__INSTRUCTIONS TO FOLLOW__:
Each record below is to be copied word for word, with pictures removed.

# Start of RECORD EXTRACTS

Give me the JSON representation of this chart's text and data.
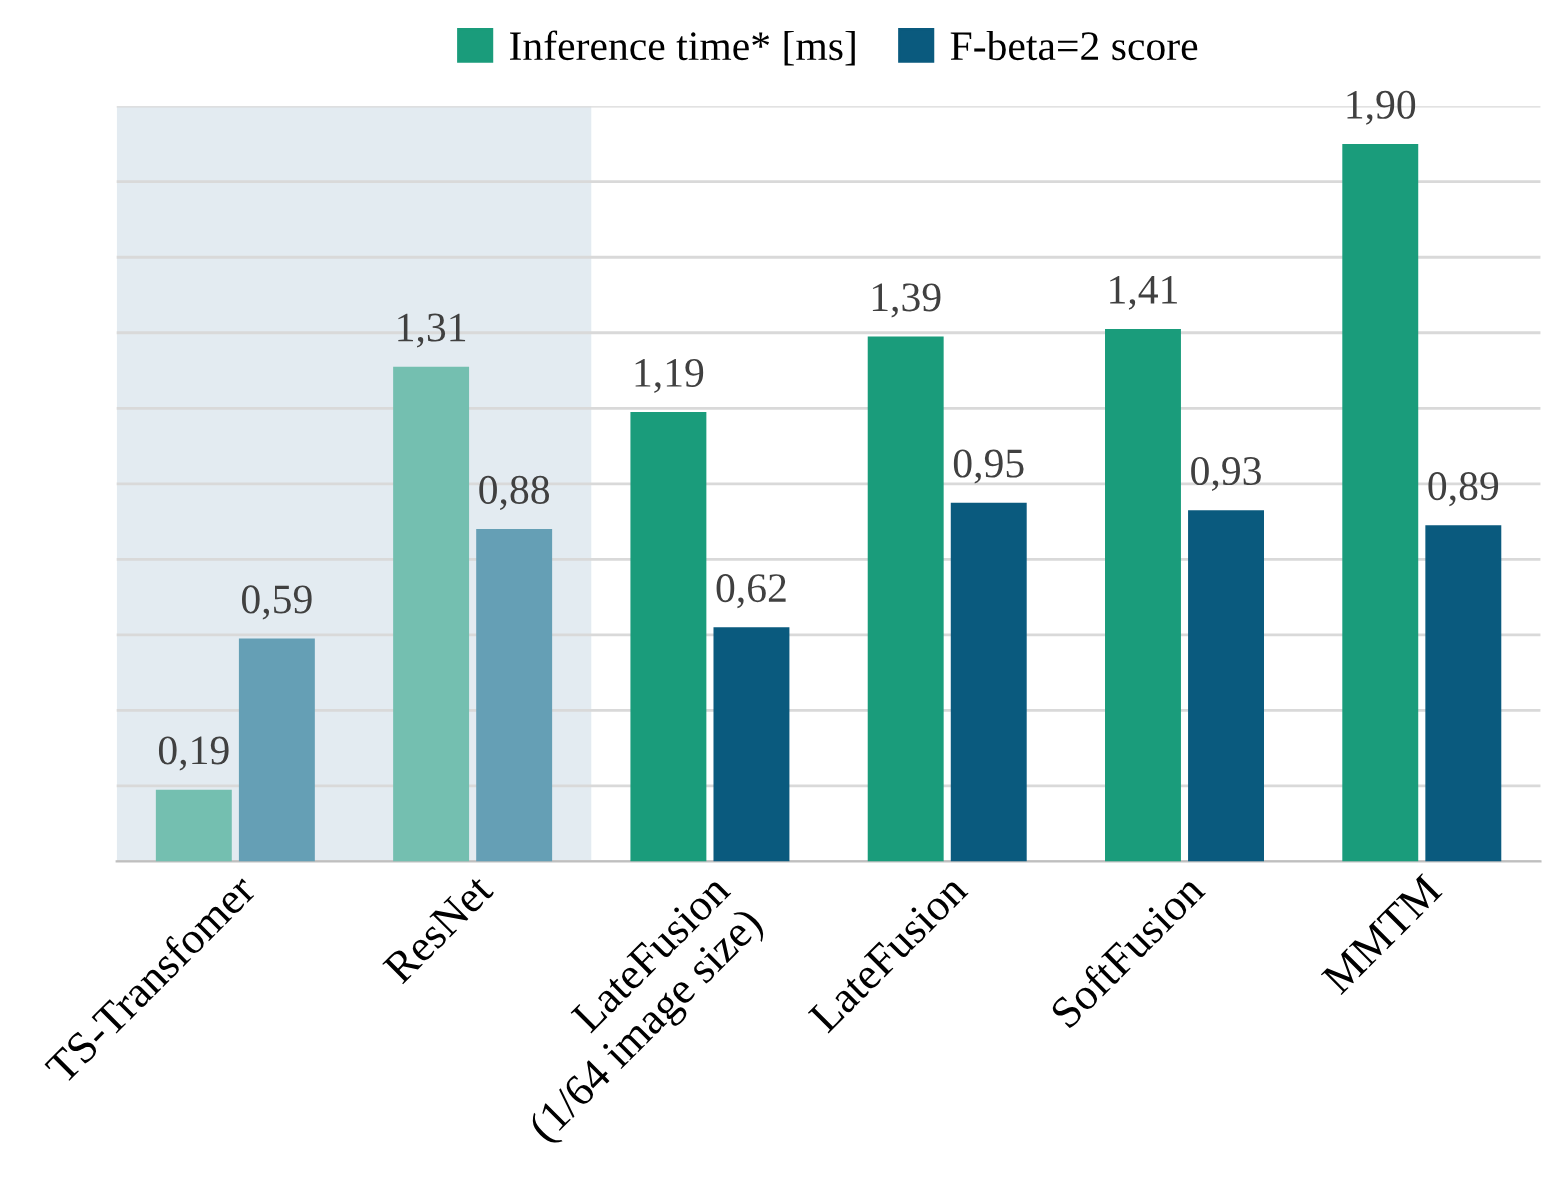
{
  "chart_data": {
    "type": "bar",
    "categories": [
      "TS-Transfomer",
      "ResNet",
      "LateFusion\n(1/64 image size)",
      "LateFusion",
      "SoftFusion",
      "MMTM"
    ],
    "series": [
      {
        "name": "Inference time* [ms]",
        "color": "#1a9c7b",
        "colors": [
          "#74bfb0",
          "#74bfb0",
          "#1a9c7b",
          "#1a9c7b",
          "#1a9c7b",
          "#1a9c7b"
        ],
        "values": [
          0.19,
          1.31,
          1.19,
          1.39,
          1.41,
          1.9
        ],
        "value_labels": [
          "0,19",
          "1,31",
          "1,19",
          "1,39",
          "1,41",
          "1,90"
        ]
      },
      {
        "name": "F-beta=2 score",
        "color": "#0a5a7e",
        "colors": [
          "#659fb5",
          "#659fb5",
          "#0a5a7e",
          "#0a5a7e",
          "#0a5a7e",
          "#0a5a7e"
        ],
        "values": [
          0.59,
          0.88,
          0.62,
          0.95,
          0.93,
          0.89
        ],
        "value_labels": [
          "0,59",
          "0,88",
          "0,62",
          "0,95",
          "0,93",
          "0,89"
        ]
      }
    ],
    "ylim": [
      0,
      2
    ],
    "yticks": [
      {
        "value": 0,
        "label": null
      },
      {
        "value": 0.2,
        "label": null
      },
      {
        "value": 0.4,
        "label": null
      },
      {
        "value": 0.6,
        "label": null
      },
      {
        "value": 0.8,
        "label": null
      },
      {
        "value": 1.0,
        "label": null
      },
      {
        "value": 1.2,
        "label": null
      },
      {
        "value": 1.4,
        "label": null
      },
      {
        "value": 1.6,
        "label": null
      },
      {
        "value": 1.8,
        "label": null
      },
      {
        "value": 2.0,
        "label": null
      }
    ],
    "tick_labels": "x",
    "grid": "y",
    "legend": "top",
    "bands": [
      {
        "axis": "x",
        "from": "TS-Transfomer",
        "to": "ResNet",
        "label": null,
        "color": "#e3ebf1"
      }
    ]
  }
}
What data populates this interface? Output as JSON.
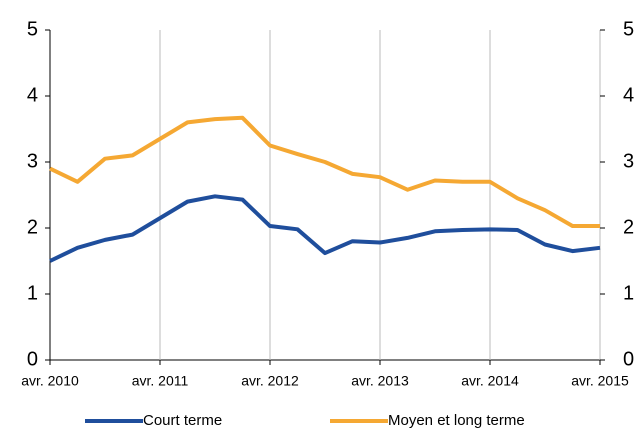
{
  "chart_data": {
    "type": "line",
    "categories": [
      "avr. 2010",
      null,
      null,
      null,
      "avr. 2011",
      null,
      null,
      null,
      "avr. 2012",
      null,
      null,
      null,
      "avr. 2013",
      null,
      null,
      null,
      "avr. 2014",
      null,
      null,
      null,
      "avr. 2015"
    ],
    "series": [
      {
        "name": "Court terme",
        "color": "#1f4e9c",
        "values": [
          1.5,
          1.7,
          1.82,
          1.9,
          2.15,
          2.4,
          2.48,
          2.43,
          2.03,
          1.98,
          1.62,
          1.8,
          1.78,
          1.85,
          1.95,
          1.97,
          1.98,
          1.97,
          1.75,
          1.65,
          1.7
        ]
      },
      {
        "name": "Moyen et long terme",
        "color": "#f5a833",
        "values": [
          2.9,
          2.7,
          3.05,
          3.1,
          3.35,
          3.6,
          3.65,
          3.67,
          3.25,
          3.12,
          3.0,
          2.82,
          2.77,
          2.58,
          2.72,
          2.7,
          2.7,
          2.45,
          2.27,
          2.03,
          2.03
        ]
      }
    ],
    "ylim": [
      0,
      5
    ],
    "yticks": [
      0,
      1,
      2,
      3,
      4,
      5
    ],
    "y2lim": [
      0,
      5
    ],
    "y2ticks": [
      0,
      1,
      2,
      3,
      4,
      5
    ],
    "grid": true,
    "legend": "bottom"
  }
}
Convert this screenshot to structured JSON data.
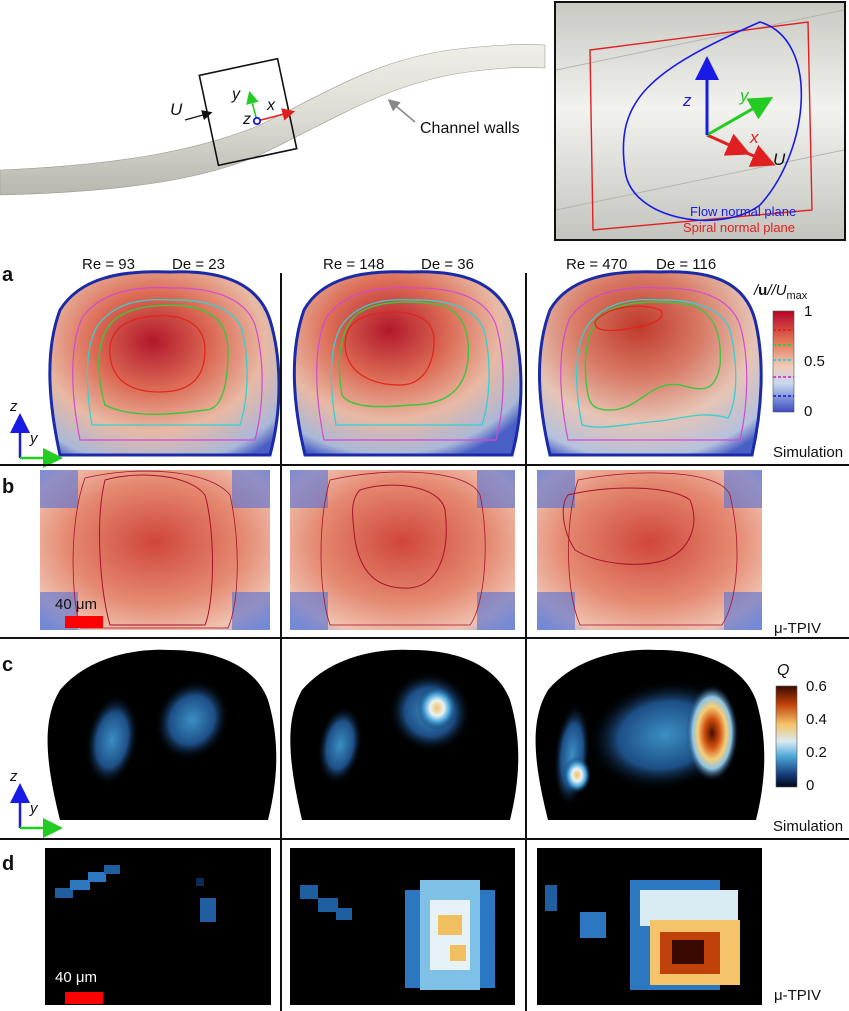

# End of RECORD EXTRACTS

__THE OUTPUT__:
Give me the JSON representation of this chart's text and data.
{
  "chart_data": {
    "type": "bar",
    "categories": [
      "TS-Transfomer",
      "ResNet",
      "LateFusion\n(1/64 image size)",
      "LateFusion",
      "SoftFusion",
      "MMTM"
    ],
    "series": [
      {
        "name": "Inference time* [ms]",
        "color": "#1a9c7b",
        "colors": [
          "#74bfb0",
          "#74bfb0",
          "#1a9c7b",
          "#1a9c7b",
          "#1a9c7b",
          "#1a9c7b"
        ],
        "values": [
          0.19,
          1.31,
          1.19,
          1.39,
          1.41,
          1.9
        ],
        "value_labels": [
          "0,19",
          "1,31",
          "1,19",
          "1,39",
          "1,41",
          "1,90"
        ]
      },
      {
        "name": "F-beta=2 score",
        "color": "#0a5a7e",
        "colors": [
          "#659fb5",
          "#659fb5",
          "#0a5a7e",
          "#0a5a7e",
          "#0a5a7e",
          "#0a5a7e"
        ],
        "values": [
          0.59,
          0.88,
          0.62,
          0.95,
          0.93,
          0.89
        ],
        "value_labels": [
          "0,59",
          "0,88",
          "0,62",
          "0,95",
          "0,93",
          "0,89"
        ]
      }
    ],
    "ylim": [
      0,
      2
    ],
    "yticks": [
      {
        "value": 0,
        "label": null
      },
      {
        "value": 0.2,
        "label": null
      },
      {
        "value": 0.4,
        "label": null
      },
      {
        "value": 0.6,
        "label": null
      },
      {
        "value": 0.8,
        "label": null
      },
      {
        "value": 1.0,
        "label": null
      },
      {
        "value": 1.2,
        "label": null
      },
      {
        "value": 1.4,
        "label": null
      },
      {
        "value": 1.6,
        "label": null
      },
      {
        "value": 1.8,
        "label": null
      },
      {
        "value": 2.0,
        "label": null
      }
    ],
    "tick_labels": "x",
    "grid": "y",
    "legend": "top",
    "bands": [
      {
        "axis": "x",
        "from": "TS-Transfomer",
        "to": "ResNet",
        "label": null,
        "color": "#e3ebf1"
      }
    ]
  }
}
What data populates this interface? Output as JSON.
{
  "chart_data": {
    "type": "line",
    "categories": [
      "avr. 2010",
      null,
      null,
      null,
      "avr. 2011",
      null,
      null,
      null,
      "avr. 2012",
      null,
      null,
      null,
      "avr. 2013",
      null,
      null,
      null,
      "avr. 2014",
      null,
      null,
      null,
      "avr. 2015"
    ],
    "series": [
      {
        "name": "Court terme",
        "color": "#1f4e9c",
        "values": [
          1.5,
          1.7,
          1.82,
          1.9,
          2.15,
          2.4,
          2.48,
          2.43,
          2.03,
          1.98,
          1.62,
          1.8,
          1.78,
          1.85,
          1.95,
          1.97,
          1.98,
          1.97,
          1.75,
          1.65,
          1.7
        ]
      },
      {
        "name": "Moyen et long terme",
        "color": "#f5a833",
        "values": [
          2.9,
          2.7,
          3.05,
          3.1,
          3.35,
          3.6,
          3.65,
          3.67,
          3.25,
          3.12,
          3.0,
          2.82,
          2.77,
          2.58,
          2.72,
          2.7,
          2.7,
          2.45,
          2.27,
          2.03,
          2.03
        ]
      }
    ],
    "ylim": [
      0,
      5
    ],
    "yticks": [
      0,
      1,
      2,
      3,
      4,
      5
    ],
    "y2lim": [
      0,
      5
    ],
    "y2ticks": [
      0,
      1,
      2,
      3,
      4,
      5
    ],
    "grid": true,
    "legend": "bottom"
  }
}
Convert this screenshot to structured JSON data.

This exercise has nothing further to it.